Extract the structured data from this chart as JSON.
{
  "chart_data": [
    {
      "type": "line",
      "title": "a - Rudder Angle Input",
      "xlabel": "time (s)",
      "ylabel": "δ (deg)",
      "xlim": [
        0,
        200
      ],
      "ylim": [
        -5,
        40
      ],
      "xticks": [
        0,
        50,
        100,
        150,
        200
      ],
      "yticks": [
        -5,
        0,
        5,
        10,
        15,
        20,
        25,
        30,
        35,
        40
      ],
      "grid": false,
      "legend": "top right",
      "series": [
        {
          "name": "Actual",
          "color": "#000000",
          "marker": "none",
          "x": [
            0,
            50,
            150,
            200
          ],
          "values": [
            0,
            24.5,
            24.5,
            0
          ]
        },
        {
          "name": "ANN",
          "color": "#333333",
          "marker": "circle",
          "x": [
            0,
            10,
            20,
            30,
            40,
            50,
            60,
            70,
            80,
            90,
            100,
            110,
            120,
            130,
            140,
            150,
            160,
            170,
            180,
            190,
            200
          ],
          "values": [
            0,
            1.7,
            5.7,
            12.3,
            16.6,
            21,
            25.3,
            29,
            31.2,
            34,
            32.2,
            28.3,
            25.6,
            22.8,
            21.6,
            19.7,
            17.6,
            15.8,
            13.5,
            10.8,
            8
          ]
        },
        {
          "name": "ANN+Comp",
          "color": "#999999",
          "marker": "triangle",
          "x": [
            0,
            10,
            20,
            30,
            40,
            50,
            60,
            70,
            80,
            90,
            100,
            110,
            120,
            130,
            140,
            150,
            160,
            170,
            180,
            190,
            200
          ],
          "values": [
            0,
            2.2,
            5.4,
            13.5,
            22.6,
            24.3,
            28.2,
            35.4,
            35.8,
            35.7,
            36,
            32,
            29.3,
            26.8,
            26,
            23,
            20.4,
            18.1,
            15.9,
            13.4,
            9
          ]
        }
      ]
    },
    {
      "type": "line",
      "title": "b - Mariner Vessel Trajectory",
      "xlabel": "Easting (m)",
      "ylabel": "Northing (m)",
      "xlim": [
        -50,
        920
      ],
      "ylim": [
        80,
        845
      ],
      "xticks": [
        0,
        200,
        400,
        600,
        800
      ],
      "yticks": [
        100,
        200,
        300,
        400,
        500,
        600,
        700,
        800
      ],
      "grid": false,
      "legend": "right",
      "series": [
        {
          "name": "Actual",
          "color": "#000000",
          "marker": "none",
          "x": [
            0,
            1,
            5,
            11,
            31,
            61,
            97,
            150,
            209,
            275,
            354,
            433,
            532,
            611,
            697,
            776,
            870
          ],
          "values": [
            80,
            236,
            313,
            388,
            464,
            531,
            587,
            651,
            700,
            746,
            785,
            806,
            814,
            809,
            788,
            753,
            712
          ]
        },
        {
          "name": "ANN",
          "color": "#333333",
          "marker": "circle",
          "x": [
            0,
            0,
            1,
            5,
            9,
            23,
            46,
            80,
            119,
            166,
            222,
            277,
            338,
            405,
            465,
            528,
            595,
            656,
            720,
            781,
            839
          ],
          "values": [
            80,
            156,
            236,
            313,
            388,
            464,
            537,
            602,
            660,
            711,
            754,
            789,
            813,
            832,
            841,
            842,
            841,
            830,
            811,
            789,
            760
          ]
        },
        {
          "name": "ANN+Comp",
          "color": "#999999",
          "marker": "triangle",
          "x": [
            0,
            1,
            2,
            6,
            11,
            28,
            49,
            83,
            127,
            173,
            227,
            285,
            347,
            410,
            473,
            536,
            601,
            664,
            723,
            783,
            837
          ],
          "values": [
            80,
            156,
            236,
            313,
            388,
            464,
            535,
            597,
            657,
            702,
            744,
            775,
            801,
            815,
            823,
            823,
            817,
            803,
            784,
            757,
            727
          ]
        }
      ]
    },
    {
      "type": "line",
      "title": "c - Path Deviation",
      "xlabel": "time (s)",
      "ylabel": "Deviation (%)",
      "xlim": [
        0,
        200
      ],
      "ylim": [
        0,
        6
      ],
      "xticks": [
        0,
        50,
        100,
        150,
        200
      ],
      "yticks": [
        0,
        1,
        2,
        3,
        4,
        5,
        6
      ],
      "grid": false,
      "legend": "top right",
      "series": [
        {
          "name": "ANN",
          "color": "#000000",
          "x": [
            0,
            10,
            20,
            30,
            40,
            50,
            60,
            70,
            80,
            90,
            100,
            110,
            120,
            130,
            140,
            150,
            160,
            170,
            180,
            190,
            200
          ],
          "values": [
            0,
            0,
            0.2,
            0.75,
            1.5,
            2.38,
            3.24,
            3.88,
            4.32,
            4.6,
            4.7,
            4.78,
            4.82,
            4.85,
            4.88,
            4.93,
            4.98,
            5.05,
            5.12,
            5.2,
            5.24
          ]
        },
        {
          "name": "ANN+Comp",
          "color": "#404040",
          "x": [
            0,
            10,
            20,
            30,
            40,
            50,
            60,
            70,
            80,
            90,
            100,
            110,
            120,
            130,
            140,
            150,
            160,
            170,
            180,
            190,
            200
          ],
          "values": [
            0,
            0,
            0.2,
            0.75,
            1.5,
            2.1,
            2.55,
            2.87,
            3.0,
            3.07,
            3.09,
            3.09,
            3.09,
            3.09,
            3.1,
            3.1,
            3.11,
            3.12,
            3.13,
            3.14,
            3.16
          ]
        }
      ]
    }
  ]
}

Stated goal >>
Please reproduce each line exactly as written.

Worked solution >>
Extract the structured data from this chart as JSON.
{
  "chart_data": [
    {
      "type": "line",
      "title": "a - Rudder Angle Input",
      "xlabel": "time (s)",
      "ylabel": "δ (deg)",
      "xlim": [
        0,
        200
      ],
      "ylim": [
        -5,
        40
      ],
      "xticks": [
        0,
        50,
        100,
        150,
        200
      ],
      "yticks": [
        -5,
        0,
        5,
        10,
        15,
        20,
        25,
        30,
        35,
        40
      ],
      "grid": false,
      "legend": "top right",
      "series": [
        {
          "name": "Actual",
          "color": "#000000",
          "marker": "none",
          "x": [
            0,
            50,
            150,
            200
          ],
          "values": [
            0,
            24.5,
            24.5,
            0
          ]
        },
        {
          "name": "ANN",
          "color": "#333333",
          "marker": "circle",
          "x": [
            0,
            10,
            20,
            30,
            40,
            50,
            60,
            70,
            80,
            90,
            100,
            110,
            120,
            130,
            140,
            150,
            160,
            170,
            180,
            190,
            200
          ],
          "values": [
            0,
            1.7,
            5.7,
            12.3,
            16.6,
            21,
            25.3,
            29,
            31.2,
            34,
            32.2,
            28.3,
            25.6,
            22.8,
            21.6,
            19.7,
            17.6,
            15.8,
            13.5,
            10.8,
            8
          ]
        },
        {
          "name": "ANN+Comp",
          "color": "#999999",
          "marker": "triangle",
          "x": [
            0,
            10,
            20,
            30,
            40,
            50,
            60,
            70,
            80,
            90,
            100,
            110,
            120,
            130,
            140,
            150,
            160,
            170,
            180,
            190,
            200
          ],
          "values": [
            0,
            2.2,
            5.4,
            13.5,
            22.6,
            24.3,
            28.2,
            35.4,
            35.8,
            35.7,
            36,
            32,
            29.3,
            26.8,
            26,
            23,
            20.4,
            18.1,
            15.9,
            13.4,
            9
          ]
        }
      ]
    },
    {
      "type": "line",
      "title": "b - Mariner Vessel Trajectory",
      "xlabel": "Easting (m)",
      "ylabel": "Northing (m)",
      "xlim": [
        -50,
        920
      ],
      "ylim": [
        80,
        845
      ],
      "xticks": [
        0,
        200,
        400,
        600,
        800
      ],
      "yticks": [
        100,
        200,
        300,
        400,
        500,
        600,
        700,
        800
      ],
      "grid": false,
      "legend": "right",
      "series": [
        {
          "name": "Actual",
          "color": "#000000",
          "marker": "none",
          "x": [
            0,
            1,
            5,
            11,
            31,
            61,
            97,
            150,
            209,
            275,
            354,
            433,
            532,
            611,
            697,
            776,
            870
          ],
          "values": [
            80,
            236,
            313,
            388,
            464,
            531,
            587,
            651,
            700,
            746,
            785,
            806,
            814,
            809,
            788,
            753,
            712
          ]
        },
        {
          "name": "ANN",
          "color": "#333333",
          "marker": "circle",
          "x": [
            0,
            0,
            1,
            5,
            9,
            23,
            46,
            80,
            119,
            166,
            222,
            277,
            338,
            405,
            465,
            528,
            595,
            656,
            720,
            781,
            839
          ],
          "values": [
            80,
            156,
            236,
            313,
            388,
            464,
            537,
            602,
            660,
            711,
            754,
            789,
            813,
            832,
            841,
            842,
            841,
            830,
            811,
            789,
            760
          ]
        },
        {
          "name": "ANN+Comp",
          "color": "#999999",
          "marker": "triangle",
          "x": [
            0,
            1,
            2,
            6,
            11,
            28,
            49,
            83,
            127,
            173,
            227,
            285,
            347,
            410,
            473,
            536,
            601,
            664,
            723,
            783,
            837
          ],
          "values": [
            80,
            156,
            236,
            313,
            388,
            464,
            535,
            597,
            657,
            702,
            744,
            775,
            801,
            815,
            823,
            823,
            817,
            803,
            784,
            757,
            727
          ]
        }
      ]
    },
    {
      "type": "line",
      "title": "c - Path Deviation",
      "xlabel": "time (s)",
      "ylabel": "Deviation (%)",
      "xlim": [
        0,
        200
      ],
      "ylim": [
        0,
        6
      ],
      "xticks": [
        0,
        50,
        100,
        150,
        200
      ],
      "yticks": [
        0,
        1,
        2,
        3,
        4,
        5,
        6
      ],
      "grid": false,
      "legend": "top right",
      "series": [
        {
          "name": "ANN",
          "color": "#000000",
          "x": [
            0,
            10,
            20,
            30,
            40,
            50,
            60,
            70,
            80,
            90,
            100,
            110,
            120,
            130,
            140,
            150,
            160,
            170,
            180,
            190,
            200
          ],
          "values": [
            0,
            0,
            0.2,
            0.75,
            1.5,
            2.38,
            3.24,
            3.88,
            4.32,
            4.6,
            4.7,
            4.78,
            4.82,
            4.85,
            4.88,
            4.93,
            4.98,
            5.05,
            5.12,
            5.2,
            5.24
          ]
        },
        {
          "name": "ANN+Comp",
          "color": "#404040",
          "x": [
            0,
            10,
            20,
            30,
            40,
            50,
            60,
            70,
            80,
            90,
            100,
            110,
            120,
            130,
            140,
            150,
            160,
            170,
            180,
            190,
            200
          ],
          "values": [
            0,
            0,
            0.2,
            0.75,
            1.5,
            2.1,
            2.55,
            2.87,
            3.0,
            3.07,
            3.09,
            3.09,
            3.09,
            3.09,
            3.1,
            3.1,
            3.11,
            3.12,
            3.13,
            3.14,
            3.16
          ]
        }
      ]
    }
  ]
}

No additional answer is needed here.